- Items listed in a dataset -

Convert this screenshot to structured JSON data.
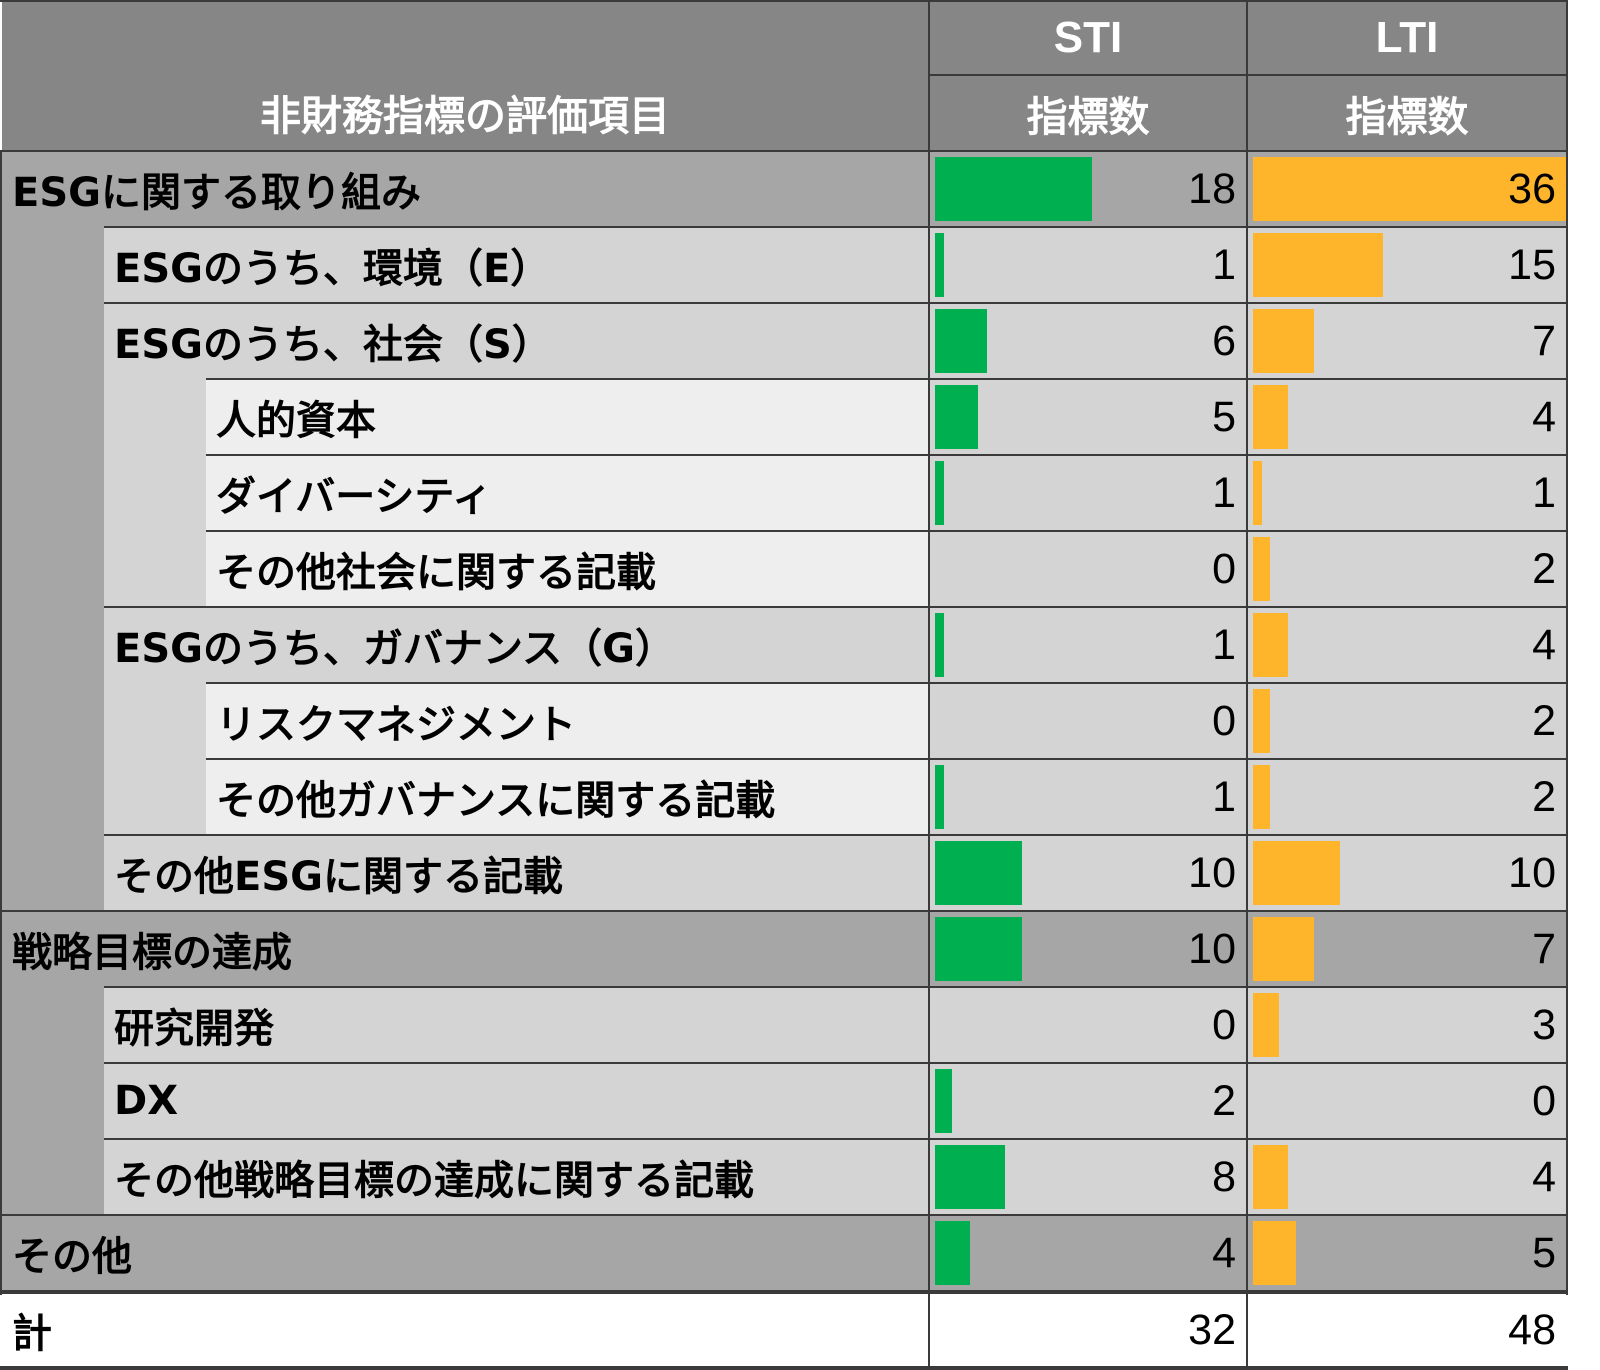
{
  "chart_data": {
    "type": "table",
    "header": {
      "item": "非財務指標の評価項目",
      "sti": "STI",
      "lti": "LTI",
      "count": "指標数"
    },
    "colors": {
      "sti": "#00b050",
      "lti": "#ffb52b"
    },
    "scale_max": 36,
    "rows": [
      {
        "label": "ESGに関する取り組み",
        "level": 0,
        "sti": 18,
        "lti": 36
      },
      {
        "label": "ESGのうち、環境（E）",
        "level": 1,
        "sti": 1,
        "lti": 15
      },
      {
        "label": "ESGのうち、社会（S）",
        "level": 1,
        "sti": 6,
        "lti": 7
      },
      {
        "label": "人的資本",
        "level": 2,
        "sti": 5,
        "lti": 4
      },
      {
        "label": "ダイバーシティ",
        "level": 2,
        "sti": 1,
        "lti": 1
      },
      {
        "label": "その他社会に関する記載",
        "level": 2,
        "sti": 0,
        "lti": 2
      },
      {
        "label": "ESGのうち、ガバナンス（G）",
        "level": 1,
        "sti": 1,
        "lti": 4
      },
      {
        "label": "リスクマネジメント",
        "level": 2,
        "sti": 0,
        "lti": 2
      },
      {
        "label": "その他ガバナンスに関する記載",
        "level": 2,
        "sti": 1,
        "lti": 2
      },
      {
        "label": "その他ESGに関する記載",
        "level": 1,
        "sti": 10,
        "lti": 10
      },
      {
        "label": "戦略目標の達成",
        "level": 0,
        "sti": 10,
        "lti": 7
      },
      {
        "label": "研究開発",
        "level": 1,
        "sti": 0,
        "lti": 3
      },
      {
        "label": "DX",
        "level": 1,
        "sti": 2,
        "lti": 0
      },
      {
        "label": "その他戦略目標の達成に関する記載",
        "level": 1,
        "sti": 8,
        "lti": 4
      },
      {
        "label": "その他",
        "level": 0,
        "sti": 4,
        "lti": 5
      }
    ],
    "total": {
      "label": "計",
      "sti": 32,
      "lti": 48
    }
  }
}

- What the task requires -
Repeat the material exactly as it reads, without any of its pictures.

- In response -
Convert this screenshot to structured JSON data.
{
  "chart_data": {
    "type": "table",
    "header": {
      "item": "非財務指標の評価項目",
      "sti": "STI",
      "lti": "LTI",
      "count": "指標数"
    },
    "colors": {
      "sti": "#00b050",
      "lti": "#ffb52b"
    },
    "scale_max": 36,
    "rows": [
      {
        "label": "ESGに関する取り組み",
        "level": 0,
        "sti": 18,
        "lti": 36
      },
      {
        "label": "ESGのうち、環境（E）",
        "level": 1,
        "sti": 1,
        "lti": 15
      },
      {
        "label": "ESGのうち、社会（S）",
        "level": 1,
        "sti": 6,
        "lti": 7
      },
      {
        "label": "人的資本",
        "level": 2,
        "sti": 5,
        "lti": 4
      },
      {
        "label": "ダイバーシティ",
        "level": 2,
        "sti": 1,
        "lti": 1
      },
      {
        "label": "その他社会に関する記載",
        "level": 2,
        "sti": 0,
        "lti": 2
      },
      {
        "label": "ESGのうち、ガバナンス（G）",
        "level": 1,
        "sti": 1,
        "lti": 4
      },
      {
        "label": "リスクマネジメント",
        "level": 2,
        "sti": 0,
        "lti": 2
      },
      {
        "label": "その他ガバナンスに関する記載",
        "level": 2,
        "sti": 1,
        "lti": 2
      },
      {
        "label": "その他ESGに関する記載",
        "level": 1,
        "sti": 10,
        "lti": 10
      },
      {
        "label": "戦略目標の達成",
        "level": 0,
        "sti": 10,
        "lti": 7
      },
      {
        "label": "研究開発",
        "level": 1,
        "sti": 0,
        "lti": 3
      },
      {
        "label": "DX",
        "level": 1,
        "sti": 2,
        "lti": 0
      },
      {
        "label": "その他戦略目標の達成に関する記載",
        "level": 1,
        "sti": 8,
        "lti": 4
      },
      {
        "label": "その他",
        "level": 0,
        "sti": 4,
        "lti": 5
      }
    ],
    "total": {
      "label": "計",
      "sti": 32,
      "lti": 48
    }
  }
}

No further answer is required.